Exercise details.
Your task is to copy every record exactly.

---- Raw data

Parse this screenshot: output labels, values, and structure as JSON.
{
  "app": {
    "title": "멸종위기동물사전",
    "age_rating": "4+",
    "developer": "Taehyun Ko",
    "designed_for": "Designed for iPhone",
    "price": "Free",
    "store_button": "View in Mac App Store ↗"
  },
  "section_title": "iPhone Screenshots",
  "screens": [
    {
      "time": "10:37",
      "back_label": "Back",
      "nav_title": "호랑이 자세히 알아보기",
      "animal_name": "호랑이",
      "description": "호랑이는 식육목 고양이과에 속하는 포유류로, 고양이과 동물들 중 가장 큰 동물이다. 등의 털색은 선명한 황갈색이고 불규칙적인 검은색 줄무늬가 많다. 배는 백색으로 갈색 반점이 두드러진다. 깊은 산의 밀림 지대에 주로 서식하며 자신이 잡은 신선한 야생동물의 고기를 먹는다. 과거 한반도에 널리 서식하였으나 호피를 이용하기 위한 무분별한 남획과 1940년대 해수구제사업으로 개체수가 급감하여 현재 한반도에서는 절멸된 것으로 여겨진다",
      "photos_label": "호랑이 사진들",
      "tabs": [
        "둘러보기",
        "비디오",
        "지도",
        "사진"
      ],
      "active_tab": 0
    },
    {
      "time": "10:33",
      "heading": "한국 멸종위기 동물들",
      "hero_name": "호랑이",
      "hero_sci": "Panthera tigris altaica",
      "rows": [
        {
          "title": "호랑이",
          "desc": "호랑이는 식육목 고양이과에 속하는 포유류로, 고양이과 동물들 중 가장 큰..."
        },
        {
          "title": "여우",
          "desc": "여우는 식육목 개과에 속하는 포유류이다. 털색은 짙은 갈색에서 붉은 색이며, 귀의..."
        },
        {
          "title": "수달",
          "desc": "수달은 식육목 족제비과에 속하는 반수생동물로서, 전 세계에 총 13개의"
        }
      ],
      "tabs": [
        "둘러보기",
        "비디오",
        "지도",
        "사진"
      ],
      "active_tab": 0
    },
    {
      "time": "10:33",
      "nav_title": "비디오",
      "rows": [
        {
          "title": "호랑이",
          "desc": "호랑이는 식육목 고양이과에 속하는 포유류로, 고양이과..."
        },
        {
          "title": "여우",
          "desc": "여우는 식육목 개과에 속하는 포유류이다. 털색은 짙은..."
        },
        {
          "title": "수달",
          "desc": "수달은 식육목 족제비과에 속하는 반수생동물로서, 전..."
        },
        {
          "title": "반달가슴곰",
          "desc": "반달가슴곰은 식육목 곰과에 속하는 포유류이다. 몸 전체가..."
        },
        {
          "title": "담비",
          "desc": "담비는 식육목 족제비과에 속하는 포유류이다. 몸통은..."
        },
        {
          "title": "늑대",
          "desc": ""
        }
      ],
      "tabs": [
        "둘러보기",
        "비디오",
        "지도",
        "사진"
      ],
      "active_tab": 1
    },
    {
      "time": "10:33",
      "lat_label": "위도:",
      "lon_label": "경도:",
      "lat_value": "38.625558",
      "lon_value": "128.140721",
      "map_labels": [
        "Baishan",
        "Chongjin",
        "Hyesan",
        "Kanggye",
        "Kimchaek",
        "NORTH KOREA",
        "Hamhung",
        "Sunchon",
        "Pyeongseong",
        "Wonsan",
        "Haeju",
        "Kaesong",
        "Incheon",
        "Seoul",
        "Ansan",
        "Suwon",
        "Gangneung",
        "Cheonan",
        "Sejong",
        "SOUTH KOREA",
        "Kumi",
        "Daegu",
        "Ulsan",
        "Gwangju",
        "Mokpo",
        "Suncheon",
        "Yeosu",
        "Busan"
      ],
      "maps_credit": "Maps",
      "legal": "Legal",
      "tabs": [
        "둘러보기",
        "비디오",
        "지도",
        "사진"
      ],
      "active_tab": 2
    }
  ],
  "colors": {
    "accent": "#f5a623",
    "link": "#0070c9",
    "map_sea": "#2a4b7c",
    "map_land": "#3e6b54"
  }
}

--------

Result of this exercise.
Parse this screenshot: output labels, values, and structure as JSON.
{
  "app": {
    "title": "멸종위기동물사전",
    "age_rating": "4+",
    "developer": "Taehyun Ko",
    "designed_for": "Designed for iPhone",
    "price": "Free",
    "store_button": "View in Mac App Store ↗"
  },
  "section_title": "iPhone Screenshots",
  "screens": [
    {
      "time": "10:37",
      "back_label": "Back",
      "nav_title": "호랑이 자세히 알아보기",
      "animal_name": "호랑이",
      "description": "호랑이는 식육목 고양이과에 속하는 포유류로, 고양이과 동물들 중 가장 큰 동물이다. 등의 털색은 선명한 황갈색이고 불규칙적인 검은색 줄무늬가 많다. 배는 백색으로 갈색 반점이 두드러진다. 깊은 산의 밀림 지대에 주로 서식하며 자신이 잡은 신선한 야생동물의 고기를 먹는다. 과거 한반도에 널리 서식하였으나 호피를 이용하기 위한 무분별한 남획과 1940년대 해수구제사업으로 개체수가 급감하여 현재 한반도에서는 절멸된 것으로 여겨진다",
      "photos_label": "호랑이 사진들",
      "tabs": [
        "둘러보기",
        "비디오",
        "지도",
        "사진"
      ],
      "active_tab": 0
    },
    {
      "time": "10:33",
      "heading": "한국 멸종위기 동물들",
      "hero_name": "호랑이",
      "hero_sci": "Panthera tigris altaica",
      "rows": [
        {
          "title": "호랑이",
          "desc": "호랑이는 식육목 고양이과에 속하는 포유류로, 고양이과 동물들 중 가장 큰..."
        },
        {
          "title": "여우",
          "desc": "여우는 식육목 개과에 속하는 포유류이다. 털색은 짙은 갈색에서 붉은 색이며, 귀의..."
        },
        {
          "title": "수달",
          "desc": "수달은 식육목 족제비과에 속하는 반수생동물로서, 전 세계에 총 13개의"
        }
      ],
      "tabs": [
        "둘러보기",
        "비디오",
        "지도",
        "사진"
      ],
      "active_tab": 0
    },
    {
      "time": "10:33",
      "nav_title": "비디오",
      "rows": [
        {
          "title": "호랑이",
          "desc": "호랑이는 식육목 고양이과에 속하는 포유류로, 고양이과..."
        },
        {
          "title": "여우",
          "desc": "여우는 식육목 개과에 속하는 포유류이다. 털색은 짙은..."
        },
        {
          "title": "수달",
          "desc": "수달은 식육목 족제비과에 속하는 반수생동물로서, 전..."
        },
        {
          "title": "반달가슴곰",
          "desc": "반달가슴곰은 식육목 곰과에 속하는 포유류이다. 몸 전체가..."
        },
        {
          "title": "담비",
          "desc": "담비는 식육목 족제비과에 속하는 포유류이다. 몸통은..."
        },
        {
          "title": "늑대",
          "desc": ""
        }
      ],
      "tabs": [
        "둘러보기",
        "비디오",
        "지도",
        "사진"
      ],
      "active_tab": 1
    },
    {
      "time": "10:33",
      "lat_label": "위도:",
      "lon_label": "경도:",
      "lat_value": "38.625558",
      "lon_value": "128.140721",
      "map_labels": [
        "Baishan",
        "Chongjin",
        "Hyesan",
        "Kanggye",
        "Kimchaek",
        "NORTH KOREA",
        "Hamhung",
        "Sunchon",
        "Pyeongseong",
        "Wonsan",
        "Haeju",
        "Kaesong",
        "Incheon",
        "Seoul",
        "Ansan",
        "Suwon",
        "Gangneung",
        "Cheonan",
        "Sejong",
        "SOUTH KOREA",
        "Kumi",
        "Daegu",
        "Ulsan",
        "Gwangju",
        "Mokpo",
        "Suncheon",
        "Yeosu",
        "Busan"
      ],
      "maps_credit": "Maps",
      "legal": "Legal",
      "tabs": [
        "둘러보기",
        "비디오",
        "지도",
        "사진"
      ],
      "active_tab": 2
    }
  ],
  "colors": {
    "accent": "#f5a623",
    "link": "#0070c9",
    "map_sea": "#2a4b7c",
    "map_land": "#3e6b54"
  }
}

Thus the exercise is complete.